[THE INPUT]

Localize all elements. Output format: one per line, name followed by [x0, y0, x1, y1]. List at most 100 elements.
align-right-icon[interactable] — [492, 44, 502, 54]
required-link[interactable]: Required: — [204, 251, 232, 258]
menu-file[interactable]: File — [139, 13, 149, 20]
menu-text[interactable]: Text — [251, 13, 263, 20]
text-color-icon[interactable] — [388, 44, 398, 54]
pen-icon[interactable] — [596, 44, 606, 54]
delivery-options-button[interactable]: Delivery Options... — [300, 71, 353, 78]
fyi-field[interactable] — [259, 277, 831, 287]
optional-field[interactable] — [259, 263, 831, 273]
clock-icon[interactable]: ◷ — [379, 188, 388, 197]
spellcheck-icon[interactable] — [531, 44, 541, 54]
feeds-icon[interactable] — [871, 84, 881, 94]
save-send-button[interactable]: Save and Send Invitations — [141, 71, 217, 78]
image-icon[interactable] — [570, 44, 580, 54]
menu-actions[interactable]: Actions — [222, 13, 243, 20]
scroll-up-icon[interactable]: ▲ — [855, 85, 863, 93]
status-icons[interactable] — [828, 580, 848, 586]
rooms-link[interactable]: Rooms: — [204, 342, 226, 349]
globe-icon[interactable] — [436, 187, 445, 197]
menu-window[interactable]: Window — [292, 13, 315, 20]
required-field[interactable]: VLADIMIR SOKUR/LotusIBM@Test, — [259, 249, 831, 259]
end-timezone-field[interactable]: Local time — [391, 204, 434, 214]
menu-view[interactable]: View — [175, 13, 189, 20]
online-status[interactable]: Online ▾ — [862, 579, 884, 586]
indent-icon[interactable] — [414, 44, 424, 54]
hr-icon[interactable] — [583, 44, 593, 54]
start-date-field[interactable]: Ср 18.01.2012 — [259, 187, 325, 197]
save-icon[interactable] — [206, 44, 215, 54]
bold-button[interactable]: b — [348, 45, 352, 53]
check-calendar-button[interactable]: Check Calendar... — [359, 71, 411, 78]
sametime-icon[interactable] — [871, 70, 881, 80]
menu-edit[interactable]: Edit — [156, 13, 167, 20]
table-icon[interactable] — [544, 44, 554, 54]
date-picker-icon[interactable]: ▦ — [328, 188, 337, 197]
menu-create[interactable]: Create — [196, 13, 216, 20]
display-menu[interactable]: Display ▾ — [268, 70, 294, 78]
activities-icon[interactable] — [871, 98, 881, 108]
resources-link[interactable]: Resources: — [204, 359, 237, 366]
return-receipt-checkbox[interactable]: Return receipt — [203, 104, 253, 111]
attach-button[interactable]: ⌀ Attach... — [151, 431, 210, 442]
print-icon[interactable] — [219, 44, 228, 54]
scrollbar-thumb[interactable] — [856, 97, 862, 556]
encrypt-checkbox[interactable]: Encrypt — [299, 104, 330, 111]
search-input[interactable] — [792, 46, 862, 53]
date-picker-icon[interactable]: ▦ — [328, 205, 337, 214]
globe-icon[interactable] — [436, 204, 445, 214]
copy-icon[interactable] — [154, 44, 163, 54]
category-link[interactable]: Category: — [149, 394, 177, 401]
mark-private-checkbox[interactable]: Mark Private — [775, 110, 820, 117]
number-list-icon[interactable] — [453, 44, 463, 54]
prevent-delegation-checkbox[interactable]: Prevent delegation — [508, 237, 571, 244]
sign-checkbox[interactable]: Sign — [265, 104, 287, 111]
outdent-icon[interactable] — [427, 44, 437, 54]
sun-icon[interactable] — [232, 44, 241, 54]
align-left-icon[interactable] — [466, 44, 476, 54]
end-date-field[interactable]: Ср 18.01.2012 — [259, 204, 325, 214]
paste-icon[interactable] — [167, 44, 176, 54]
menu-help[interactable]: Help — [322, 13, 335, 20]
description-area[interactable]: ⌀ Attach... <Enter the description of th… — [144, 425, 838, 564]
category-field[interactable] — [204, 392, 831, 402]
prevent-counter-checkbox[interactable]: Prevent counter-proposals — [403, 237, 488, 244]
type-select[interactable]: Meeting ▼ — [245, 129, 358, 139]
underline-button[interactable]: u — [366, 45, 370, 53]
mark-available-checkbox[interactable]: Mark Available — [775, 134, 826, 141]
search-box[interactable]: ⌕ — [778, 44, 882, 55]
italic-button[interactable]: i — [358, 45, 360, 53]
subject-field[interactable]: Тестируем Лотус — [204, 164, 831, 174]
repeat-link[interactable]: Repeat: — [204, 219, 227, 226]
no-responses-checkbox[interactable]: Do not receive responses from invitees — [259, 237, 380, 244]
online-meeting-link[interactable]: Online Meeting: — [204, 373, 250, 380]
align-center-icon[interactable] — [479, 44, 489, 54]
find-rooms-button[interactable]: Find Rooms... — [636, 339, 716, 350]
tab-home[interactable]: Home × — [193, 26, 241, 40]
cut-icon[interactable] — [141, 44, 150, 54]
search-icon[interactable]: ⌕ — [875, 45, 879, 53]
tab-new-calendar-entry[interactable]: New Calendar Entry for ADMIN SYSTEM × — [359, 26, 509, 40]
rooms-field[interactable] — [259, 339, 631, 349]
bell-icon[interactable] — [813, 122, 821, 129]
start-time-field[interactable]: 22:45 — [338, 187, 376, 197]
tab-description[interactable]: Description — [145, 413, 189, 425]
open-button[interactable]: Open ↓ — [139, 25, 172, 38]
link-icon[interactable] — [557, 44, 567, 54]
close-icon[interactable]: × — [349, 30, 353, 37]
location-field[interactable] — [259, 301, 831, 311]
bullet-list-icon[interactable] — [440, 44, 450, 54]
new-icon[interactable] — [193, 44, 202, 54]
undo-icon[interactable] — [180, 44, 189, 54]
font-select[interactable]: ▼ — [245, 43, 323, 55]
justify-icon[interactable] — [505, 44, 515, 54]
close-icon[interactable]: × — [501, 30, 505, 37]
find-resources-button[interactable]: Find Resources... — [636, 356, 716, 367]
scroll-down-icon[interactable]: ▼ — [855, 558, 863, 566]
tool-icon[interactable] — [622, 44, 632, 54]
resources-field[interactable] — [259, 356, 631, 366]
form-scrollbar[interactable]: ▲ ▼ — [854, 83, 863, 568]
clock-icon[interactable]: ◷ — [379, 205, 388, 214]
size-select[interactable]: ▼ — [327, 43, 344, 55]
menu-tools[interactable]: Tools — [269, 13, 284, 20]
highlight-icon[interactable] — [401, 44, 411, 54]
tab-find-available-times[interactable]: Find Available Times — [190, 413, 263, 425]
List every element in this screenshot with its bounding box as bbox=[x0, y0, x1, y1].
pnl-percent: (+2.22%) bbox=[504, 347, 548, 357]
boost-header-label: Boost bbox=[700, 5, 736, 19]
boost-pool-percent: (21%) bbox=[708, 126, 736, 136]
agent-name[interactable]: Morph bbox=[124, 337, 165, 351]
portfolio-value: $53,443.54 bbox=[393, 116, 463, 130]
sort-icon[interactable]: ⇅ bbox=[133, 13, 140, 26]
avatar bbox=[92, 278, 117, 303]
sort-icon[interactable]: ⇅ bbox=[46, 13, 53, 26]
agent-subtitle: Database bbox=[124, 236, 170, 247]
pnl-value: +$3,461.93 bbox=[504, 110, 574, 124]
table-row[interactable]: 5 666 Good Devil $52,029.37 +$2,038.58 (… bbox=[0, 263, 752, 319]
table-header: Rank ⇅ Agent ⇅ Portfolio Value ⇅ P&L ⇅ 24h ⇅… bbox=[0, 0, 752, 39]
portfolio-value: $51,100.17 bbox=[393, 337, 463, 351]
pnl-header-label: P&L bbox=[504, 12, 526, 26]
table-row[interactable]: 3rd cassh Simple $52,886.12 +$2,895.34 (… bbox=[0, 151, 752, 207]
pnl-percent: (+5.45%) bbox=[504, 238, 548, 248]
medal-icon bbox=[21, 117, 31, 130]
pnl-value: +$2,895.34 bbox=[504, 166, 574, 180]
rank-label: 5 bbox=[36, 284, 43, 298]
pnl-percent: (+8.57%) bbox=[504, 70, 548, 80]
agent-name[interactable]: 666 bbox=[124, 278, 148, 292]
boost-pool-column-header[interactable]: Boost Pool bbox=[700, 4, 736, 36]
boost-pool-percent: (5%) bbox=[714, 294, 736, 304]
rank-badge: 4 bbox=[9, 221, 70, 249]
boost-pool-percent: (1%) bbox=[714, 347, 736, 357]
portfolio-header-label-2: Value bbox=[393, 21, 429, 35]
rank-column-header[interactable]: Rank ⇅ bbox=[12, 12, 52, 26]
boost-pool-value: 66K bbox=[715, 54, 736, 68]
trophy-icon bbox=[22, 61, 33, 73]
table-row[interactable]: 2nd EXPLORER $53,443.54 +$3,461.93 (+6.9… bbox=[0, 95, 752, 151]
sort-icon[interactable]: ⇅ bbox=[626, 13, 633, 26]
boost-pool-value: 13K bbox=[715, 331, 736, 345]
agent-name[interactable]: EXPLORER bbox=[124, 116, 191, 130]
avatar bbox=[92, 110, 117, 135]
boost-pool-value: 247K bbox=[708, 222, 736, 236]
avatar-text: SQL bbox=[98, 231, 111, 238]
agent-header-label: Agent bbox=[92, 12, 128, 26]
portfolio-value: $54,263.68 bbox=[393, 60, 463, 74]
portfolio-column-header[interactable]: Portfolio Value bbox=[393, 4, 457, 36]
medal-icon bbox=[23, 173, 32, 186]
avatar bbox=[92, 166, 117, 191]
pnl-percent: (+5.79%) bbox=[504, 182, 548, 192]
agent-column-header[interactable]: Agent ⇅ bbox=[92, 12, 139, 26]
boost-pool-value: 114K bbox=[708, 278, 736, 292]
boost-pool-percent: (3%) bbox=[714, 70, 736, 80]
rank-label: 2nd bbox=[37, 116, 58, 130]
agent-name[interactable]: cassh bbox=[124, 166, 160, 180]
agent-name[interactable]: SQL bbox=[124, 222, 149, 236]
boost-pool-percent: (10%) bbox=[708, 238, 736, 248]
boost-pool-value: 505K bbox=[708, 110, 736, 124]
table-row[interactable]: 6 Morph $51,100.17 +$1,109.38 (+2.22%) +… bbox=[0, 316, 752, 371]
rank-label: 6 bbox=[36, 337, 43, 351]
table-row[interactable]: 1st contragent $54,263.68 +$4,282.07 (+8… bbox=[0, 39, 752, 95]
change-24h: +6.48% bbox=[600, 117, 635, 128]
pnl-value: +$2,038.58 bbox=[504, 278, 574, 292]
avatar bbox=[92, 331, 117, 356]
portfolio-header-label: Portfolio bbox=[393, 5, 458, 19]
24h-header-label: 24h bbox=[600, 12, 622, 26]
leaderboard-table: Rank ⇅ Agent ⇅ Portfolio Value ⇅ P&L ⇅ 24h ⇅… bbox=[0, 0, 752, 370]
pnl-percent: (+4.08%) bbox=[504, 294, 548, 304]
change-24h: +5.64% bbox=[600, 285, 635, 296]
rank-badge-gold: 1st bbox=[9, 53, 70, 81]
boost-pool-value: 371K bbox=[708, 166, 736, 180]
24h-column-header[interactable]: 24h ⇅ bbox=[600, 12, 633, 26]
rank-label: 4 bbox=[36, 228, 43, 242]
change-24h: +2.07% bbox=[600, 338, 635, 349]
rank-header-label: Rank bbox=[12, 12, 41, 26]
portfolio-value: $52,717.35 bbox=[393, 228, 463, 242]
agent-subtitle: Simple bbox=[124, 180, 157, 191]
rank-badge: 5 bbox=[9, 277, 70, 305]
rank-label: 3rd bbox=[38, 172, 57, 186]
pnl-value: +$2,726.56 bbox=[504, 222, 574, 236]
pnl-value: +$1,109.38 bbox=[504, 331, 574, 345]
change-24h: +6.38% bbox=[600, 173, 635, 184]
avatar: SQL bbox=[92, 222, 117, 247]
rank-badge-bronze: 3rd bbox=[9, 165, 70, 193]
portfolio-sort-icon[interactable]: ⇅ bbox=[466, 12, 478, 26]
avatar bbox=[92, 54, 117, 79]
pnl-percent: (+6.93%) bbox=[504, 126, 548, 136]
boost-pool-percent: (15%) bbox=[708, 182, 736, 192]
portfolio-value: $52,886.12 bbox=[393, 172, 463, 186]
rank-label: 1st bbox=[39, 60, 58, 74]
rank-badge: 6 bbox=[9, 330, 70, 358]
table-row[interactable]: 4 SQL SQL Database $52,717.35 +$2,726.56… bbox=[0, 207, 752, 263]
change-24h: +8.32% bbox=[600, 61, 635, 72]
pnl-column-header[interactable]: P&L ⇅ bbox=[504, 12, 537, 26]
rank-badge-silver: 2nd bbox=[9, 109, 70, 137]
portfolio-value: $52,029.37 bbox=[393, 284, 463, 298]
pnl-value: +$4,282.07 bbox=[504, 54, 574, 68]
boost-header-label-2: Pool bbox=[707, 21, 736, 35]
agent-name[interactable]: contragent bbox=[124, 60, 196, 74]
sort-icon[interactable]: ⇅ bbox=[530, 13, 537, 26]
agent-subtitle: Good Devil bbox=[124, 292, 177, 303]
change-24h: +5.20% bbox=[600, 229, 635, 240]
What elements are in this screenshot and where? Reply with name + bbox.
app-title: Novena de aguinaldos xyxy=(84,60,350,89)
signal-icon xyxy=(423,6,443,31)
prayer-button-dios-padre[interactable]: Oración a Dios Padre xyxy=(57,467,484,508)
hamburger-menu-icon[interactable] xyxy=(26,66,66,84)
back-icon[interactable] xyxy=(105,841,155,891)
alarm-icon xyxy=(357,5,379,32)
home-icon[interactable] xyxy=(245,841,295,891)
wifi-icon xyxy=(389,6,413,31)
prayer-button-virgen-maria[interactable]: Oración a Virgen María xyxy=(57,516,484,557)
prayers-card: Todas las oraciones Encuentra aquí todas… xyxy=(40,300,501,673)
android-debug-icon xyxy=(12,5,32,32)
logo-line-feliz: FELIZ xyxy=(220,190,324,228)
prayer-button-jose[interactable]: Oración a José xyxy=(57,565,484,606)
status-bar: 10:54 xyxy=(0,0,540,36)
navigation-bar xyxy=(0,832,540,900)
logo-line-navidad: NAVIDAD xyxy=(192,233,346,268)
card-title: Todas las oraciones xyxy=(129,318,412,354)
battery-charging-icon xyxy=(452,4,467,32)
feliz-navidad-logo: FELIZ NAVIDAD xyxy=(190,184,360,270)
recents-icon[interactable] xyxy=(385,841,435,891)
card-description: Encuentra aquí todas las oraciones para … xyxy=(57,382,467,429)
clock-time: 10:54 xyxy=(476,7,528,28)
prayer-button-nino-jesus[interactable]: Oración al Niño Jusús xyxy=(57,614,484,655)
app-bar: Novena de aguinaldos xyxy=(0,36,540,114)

[REQUIREMENT] List every line in the records above that contains the word "Calendar". Case counts.

[FULL SOLUTION]
check-calendar-button[interactable]: Check Calendar... — [359, 71, 411, 78]
tab-new-calendar-entry[interactable]: New Calendar Entry for ADMIN SYSTEM × — [359, 26, 509, 40]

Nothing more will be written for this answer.